=== Information given ===
Begin

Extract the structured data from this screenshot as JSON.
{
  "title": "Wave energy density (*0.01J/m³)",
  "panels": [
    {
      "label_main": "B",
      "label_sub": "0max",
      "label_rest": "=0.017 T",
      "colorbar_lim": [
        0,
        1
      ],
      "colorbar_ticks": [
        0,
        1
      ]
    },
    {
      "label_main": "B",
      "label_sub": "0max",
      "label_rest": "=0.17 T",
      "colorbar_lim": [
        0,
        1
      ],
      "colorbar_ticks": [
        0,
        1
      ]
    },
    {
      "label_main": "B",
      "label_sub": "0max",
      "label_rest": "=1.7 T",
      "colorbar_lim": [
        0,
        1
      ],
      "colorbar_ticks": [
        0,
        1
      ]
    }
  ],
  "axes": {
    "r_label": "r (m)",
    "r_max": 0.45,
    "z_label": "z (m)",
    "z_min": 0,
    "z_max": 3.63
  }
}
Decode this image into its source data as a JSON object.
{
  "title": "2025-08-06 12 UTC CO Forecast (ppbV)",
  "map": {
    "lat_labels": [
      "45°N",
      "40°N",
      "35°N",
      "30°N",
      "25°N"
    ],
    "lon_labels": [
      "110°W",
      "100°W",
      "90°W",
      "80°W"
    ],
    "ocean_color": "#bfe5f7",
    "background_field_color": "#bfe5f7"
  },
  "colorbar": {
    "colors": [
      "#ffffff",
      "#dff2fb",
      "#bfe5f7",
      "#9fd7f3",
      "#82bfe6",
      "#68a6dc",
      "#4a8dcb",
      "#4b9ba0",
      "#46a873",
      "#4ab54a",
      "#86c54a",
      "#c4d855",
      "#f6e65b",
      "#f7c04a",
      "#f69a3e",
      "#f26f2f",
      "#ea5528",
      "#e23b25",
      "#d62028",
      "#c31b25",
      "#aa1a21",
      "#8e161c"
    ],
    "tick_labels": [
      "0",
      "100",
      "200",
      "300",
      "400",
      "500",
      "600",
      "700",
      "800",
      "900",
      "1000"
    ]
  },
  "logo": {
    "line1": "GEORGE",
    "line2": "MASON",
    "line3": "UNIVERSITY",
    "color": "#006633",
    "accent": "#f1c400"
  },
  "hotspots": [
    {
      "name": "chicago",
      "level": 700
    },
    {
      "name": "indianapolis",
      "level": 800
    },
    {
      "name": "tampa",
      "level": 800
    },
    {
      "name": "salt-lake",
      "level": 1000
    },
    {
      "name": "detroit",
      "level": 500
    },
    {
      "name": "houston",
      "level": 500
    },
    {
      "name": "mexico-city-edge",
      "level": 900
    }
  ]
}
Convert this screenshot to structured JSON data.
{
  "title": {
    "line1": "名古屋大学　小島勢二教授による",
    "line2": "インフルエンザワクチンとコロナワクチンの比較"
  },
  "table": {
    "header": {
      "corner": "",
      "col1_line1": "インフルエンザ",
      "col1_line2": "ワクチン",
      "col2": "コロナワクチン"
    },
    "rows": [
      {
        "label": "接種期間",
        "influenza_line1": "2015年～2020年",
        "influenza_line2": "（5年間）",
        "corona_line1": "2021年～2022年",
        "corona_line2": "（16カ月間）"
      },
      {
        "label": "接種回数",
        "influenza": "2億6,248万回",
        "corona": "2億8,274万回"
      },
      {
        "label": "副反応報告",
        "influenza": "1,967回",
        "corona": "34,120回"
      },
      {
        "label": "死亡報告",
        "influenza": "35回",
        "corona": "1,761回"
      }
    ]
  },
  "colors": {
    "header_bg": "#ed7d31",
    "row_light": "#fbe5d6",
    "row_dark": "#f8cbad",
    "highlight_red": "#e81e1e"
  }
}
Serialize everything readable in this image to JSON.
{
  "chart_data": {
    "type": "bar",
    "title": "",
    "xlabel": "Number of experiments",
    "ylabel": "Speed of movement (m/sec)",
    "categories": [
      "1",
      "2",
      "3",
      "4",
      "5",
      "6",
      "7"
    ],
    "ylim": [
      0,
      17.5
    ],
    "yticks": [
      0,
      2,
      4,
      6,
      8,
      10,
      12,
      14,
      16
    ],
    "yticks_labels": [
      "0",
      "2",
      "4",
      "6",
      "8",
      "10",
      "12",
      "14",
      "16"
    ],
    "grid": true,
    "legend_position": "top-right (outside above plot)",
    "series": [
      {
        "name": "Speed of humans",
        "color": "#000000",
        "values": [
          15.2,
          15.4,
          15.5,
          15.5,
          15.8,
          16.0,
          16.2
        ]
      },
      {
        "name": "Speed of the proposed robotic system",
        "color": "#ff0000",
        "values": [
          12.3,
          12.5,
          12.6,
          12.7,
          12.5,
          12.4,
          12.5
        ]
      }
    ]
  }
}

End

=== Task goal ===
Report how many lines contain "this". Give nothing but the number.

=== Result below ===
4